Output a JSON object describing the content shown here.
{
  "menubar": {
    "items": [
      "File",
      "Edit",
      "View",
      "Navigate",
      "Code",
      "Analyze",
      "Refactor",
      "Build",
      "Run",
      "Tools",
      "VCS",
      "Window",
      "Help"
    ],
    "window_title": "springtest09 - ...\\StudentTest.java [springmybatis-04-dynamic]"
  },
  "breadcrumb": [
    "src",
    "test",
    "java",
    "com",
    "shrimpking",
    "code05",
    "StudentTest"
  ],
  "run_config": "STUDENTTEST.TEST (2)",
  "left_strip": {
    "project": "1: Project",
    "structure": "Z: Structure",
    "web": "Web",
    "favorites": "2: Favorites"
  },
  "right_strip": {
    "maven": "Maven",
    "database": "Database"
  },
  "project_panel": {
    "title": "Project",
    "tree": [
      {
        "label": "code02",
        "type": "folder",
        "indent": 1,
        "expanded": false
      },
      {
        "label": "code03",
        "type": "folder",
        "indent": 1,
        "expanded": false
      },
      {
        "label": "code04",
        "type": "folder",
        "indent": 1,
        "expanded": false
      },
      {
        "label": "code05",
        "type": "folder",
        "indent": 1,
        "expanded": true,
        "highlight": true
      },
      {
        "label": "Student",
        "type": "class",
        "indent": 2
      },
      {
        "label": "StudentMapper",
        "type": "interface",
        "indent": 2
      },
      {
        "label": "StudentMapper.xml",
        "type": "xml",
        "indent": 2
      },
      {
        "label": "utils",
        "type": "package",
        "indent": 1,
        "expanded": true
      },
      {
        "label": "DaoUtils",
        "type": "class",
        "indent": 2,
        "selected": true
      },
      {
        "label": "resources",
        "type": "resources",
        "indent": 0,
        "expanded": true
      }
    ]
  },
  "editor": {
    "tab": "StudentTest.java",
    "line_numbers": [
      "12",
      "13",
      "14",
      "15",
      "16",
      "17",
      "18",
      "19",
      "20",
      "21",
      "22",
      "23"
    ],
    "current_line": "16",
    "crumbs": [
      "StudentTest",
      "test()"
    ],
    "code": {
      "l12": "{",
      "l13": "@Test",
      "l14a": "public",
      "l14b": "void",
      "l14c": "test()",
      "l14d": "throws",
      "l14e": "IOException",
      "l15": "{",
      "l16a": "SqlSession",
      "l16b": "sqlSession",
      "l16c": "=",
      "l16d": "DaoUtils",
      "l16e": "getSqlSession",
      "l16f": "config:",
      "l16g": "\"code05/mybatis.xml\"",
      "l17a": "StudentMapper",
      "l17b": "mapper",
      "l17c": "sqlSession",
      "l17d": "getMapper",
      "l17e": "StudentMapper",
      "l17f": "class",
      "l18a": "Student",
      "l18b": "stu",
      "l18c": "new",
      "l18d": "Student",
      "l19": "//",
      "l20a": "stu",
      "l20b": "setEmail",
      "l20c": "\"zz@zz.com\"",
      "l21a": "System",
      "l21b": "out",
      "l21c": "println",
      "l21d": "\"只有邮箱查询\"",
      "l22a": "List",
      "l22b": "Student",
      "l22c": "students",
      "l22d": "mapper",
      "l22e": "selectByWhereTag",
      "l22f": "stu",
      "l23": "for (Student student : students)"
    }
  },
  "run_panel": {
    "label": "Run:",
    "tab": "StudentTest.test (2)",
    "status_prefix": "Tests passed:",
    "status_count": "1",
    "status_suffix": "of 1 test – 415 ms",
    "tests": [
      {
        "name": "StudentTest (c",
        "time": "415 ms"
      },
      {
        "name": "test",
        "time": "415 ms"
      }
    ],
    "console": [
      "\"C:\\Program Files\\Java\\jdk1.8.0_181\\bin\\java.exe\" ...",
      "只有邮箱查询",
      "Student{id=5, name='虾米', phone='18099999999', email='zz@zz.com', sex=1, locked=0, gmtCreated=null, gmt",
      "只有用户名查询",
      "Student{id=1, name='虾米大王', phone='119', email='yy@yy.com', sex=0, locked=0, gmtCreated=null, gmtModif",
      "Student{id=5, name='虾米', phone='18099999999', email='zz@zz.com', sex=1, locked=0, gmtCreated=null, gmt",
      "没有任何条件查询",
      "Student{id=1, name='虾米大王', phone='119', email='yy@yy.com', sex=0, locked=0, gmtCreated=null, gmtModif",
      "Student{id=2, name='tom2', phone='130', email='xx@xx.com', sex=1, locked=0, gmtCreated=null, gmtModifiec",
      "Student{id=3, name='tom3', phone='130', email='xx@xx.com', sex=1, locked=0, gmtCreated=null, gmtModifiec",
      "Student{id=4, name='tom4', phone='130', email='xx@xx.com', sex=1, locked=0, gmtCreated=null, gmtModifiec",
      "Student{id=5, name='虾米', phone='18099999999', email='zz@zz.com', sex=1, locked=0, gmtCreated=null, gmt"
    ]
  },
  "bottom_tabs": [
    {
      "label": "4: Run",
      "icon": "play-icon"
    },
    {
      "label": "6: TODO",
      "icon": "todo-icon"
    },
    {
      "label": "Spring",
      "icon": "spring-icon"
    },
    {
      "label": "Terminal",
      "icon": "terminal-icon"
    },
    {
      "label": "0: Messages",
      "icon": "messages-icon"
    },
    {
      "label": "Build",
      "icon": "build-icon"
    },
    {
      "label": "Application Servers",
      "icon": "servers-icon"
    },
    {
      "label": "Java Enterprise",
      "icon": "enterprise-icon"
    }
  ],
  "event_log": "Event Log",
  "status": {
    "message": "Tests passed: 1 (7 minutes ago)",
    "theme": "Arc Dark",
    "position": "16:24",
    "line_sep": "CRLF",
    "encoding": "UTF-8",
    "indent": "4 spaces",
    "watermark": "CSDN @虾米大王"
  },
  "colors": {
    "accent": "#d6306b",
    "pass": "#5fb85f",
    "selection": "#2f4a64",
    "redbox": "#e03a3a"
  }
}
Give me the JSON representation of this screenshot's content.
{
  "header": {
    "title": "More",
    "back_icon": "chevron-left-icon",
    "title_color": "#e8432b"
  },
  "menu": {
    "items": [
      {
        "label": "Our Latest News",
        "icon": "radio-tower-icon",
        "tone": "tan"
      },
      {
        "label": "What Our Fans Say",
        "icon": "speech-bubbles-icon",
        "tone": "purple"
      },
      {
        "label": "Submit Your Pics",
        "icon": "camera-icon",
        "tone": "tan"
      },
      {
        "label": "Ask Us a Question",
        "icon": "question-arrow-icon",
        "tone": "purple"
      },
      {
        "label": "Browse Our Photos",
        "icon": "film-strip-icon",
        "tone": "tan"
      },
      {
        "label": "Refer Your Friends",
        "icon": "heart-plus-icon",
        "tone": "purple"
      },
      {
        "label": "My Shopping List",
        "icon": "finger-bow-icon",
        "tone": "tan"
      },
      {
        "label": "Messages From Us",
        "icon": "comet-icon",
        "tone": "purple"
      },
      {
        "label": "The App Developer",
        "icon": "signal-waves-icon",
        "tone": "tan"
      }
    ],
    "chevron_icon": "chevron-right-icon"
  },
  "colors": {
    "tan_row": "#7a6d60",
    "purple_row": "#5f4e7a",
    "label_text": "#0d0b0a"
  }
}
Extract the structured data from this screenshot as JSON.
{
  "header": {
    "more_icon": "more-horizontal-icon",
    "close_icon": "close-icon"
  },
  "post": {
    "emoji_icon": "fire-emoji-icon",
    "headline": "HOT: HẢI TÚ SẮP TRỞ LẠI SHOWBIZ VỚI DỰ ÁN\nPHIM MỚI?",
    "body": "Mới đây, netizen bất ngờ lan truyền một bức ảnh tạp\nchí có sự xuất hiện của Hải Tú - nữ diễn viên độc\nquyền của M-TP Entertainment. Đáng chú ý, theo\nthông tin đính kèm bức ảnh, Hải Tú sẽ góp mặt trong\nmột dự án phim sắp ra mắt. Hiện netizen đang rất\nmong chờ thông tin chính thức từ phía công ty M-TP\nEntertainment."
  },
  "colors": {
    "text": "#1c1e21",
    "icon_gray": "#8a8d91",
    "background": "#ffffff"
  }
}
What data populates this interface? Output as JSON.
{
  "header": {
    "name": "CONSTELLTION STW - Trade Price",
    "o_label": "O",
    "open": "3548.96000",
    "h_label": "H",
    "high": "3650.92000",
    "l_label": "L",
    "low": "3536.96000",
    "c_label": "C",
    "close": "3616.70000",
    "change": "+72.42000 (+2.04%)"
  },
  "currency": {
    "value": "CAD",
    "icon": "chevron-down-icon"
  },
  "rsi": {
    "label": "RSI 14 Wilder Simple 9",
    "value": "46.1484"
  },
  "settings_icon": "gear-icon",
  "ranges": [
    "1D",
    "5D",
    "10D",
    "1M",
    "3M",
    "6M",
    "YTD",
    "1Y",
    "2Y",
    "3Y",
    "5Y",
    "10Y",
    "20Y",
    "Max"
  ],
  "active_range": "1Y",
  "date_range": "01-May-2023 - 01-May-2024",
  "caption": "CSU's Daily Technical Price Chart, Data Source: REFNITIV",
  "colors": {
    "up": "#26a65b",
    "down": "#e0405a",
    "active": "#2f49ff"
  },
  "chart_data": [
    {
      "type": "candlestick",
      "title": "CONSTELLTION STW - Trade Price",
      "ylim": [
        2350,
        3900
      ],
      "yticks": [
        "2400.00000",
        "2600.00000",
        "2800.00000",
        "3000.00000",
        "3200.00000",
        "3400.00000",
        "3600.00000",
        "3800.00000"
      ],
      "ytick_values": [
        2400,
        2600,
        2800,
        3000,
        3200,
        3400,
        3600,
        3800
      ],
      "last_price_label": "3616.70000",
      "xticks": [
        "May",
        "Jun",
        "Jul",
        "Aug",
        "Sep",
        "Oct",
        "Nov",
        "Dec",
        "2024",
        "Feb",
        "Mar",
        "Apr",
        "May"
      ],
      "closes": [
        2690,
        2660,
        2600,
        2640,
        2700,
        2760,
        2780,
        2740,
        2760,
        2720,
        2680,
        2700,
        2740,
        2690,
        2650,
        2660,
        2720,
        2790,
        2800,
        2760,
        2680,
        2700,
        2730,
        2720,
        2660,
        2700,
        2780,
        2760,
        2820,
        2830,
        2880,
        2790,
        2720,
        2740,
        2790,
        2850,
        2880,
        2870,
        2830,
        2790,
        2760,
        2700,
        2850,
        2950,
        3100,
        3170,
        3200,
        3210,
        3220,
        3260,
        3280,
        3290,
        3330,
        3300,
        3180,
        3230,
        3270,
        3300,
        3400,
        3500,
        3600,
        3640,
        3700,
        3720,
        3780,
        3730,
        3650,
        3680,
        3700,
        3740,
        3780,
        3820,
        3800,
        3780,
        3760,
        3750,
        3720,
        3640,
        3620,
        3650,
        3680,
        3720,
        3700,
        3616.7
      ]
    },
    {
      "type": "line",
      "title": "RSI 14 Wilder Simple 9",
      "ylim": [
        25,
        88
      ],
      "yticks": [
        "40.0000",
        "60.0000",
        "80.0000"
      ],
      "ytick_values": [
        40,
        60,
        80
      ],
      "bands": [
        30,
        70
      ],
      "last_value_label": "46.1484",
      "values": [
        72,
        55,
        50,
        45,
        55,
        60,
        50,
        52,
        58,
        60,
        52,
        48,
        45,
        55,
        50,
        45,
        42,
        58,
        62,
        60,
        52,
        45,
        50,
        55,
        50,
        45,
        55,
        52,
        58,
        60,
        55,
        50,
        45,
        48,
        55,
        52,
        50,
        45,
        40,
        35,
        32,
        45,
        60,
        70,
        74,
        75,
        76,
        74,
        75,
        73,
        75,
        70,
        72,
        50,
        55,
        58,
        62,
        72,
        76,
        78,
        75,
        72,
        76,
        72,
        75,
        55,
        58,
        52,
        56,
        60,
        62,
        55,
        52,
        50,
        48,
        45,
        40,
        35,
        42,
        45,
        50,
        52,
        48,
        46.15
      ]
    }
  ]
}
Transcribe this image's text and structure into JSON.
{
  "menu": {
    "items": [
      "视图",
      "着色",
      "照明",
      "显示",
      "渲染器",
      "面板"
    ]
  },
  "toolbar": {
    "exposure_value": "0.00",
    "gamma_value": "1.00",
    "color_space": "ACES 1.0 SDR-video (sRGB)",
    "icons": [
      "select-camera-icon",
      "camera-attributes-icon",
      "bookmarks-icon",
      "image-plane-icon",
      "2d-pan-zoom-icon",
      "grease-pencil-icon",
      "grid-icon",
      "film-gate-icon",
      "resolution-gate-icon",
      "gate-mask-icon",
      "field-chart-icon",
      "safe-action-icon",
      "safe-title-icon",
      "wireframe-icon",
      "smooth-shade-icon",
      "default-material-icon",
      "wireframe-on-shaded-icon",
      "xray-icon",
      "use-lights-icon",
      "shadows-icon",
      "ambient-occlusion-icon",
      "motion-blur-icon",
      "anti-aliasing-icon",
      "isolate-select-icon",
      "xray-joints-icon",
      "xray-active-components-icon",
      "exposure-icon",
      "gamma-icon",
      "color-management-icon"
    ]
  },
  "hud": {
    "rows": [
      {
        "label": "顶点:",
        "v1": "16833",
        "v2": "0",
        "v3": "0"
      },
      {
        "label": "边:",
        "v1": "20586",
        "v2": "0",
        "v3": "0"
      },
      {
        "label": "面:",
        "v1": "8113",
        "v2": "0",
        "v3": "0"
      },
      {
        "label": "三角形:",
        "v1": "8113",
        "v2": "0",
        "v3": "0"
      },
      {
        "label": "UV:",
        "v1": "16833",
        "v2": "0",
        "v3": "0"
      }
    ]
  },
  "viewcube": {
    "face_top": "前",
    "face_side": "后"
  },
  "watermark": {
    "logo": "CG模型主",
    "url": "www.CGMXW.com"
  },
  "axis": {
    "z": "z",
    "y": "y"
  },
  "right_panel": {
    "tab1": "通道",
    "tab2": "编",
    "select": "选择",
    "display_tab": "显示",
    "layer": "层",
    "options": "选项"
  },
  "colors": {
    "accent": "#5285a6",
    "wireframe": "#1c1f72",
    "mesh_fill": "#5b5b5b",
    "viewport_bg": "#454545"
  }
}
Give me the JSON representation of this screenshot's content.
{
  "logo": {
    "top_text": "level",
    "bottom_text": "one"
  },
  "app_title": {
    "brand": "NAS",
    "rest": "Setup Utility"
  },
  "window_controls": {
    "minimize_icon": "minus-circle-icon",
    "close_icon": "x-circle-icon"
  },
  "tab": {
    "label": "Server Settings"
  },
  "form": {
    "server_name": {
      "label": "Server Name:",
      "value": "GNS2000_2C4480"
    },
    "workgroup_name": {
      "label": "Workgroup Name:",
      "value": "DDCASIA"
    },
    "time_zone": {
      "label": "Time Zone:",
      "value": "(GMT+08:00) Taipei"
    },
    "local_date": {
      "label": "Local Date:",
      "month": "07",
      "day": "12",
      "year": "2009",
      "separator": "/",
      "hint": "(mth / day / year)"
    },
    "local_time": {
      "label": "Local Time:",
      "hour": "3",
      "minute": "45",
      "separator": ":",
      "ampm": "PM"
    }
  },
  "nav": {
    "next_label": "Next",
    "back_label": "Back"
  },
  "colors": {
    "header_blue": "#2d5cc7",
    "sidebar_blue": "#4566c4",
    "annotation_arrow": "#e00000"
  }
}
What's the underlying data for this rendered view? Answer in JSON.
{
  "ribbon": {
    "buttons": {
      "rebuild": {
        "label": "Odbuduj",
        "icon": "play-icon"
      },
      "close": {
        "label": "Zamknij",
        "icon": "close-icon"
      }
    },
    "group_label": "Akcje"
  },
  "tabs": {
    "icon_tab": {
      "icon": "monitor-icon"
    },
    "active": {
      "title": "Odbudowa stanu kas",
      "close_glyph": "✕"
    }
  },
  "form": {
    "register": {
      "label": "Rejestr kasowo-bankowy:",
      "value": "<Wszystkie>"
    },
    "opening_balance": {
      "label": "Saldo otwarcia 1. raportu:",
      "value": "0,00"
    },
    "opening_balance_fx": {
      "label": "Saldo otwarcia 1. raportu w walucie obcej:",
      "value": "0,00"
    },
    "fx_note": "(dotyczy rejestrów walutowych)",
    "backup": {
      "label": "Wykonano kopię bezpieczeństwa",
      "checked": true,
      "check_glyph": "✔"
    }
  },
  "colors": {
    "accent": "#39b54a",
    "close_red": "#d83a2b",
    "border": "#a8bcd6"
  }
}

■ **What you will do**: Take every line from the records above that has the word "raportu" and copy it.

■ **Answer to this problem**:
      "label": "Saldo otwarcia 1. raportu:",
      "label": "Saldo otwarcia 1. raportu w walucie obcej:",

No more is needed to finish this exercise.